[Data entries]
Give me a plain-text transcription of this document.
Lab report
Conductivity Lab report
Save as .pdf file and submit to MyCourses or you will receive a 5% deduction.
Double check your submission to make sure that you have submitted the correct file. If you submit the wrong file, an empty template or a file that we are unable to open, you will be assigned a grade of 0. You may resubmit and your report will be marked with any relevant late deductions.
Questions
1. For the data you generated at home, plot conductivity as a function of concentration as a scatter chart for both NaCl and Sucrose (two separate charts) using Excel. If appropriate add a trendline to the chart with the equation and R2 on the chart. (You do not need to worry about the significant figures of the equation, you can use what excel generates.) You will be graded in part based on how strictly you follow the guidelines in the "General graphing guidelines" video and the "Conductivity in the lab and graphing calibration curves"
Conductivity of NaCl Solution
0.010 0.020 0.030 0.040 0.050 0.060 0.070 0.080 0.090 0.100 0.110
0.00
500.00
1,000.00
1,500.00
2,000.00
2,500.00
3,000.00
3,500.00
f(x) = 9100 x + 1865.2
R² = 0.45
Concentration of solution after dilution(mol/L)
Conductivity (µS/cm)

● **What to do**:
Copy every line in the entries above that has the string "file" in it.

● **Answer to this problem**:
Save as .pdf file and submit to MyCourses or you will receive a 5% deduction.
Double check your submission to make sure that you have submitted the correct file. If you submit the wrong file, an empty template or a file that we are unable to open, you will be assigned a grade of 0. You may resubmit and your report will be marked with any relevant late deductions.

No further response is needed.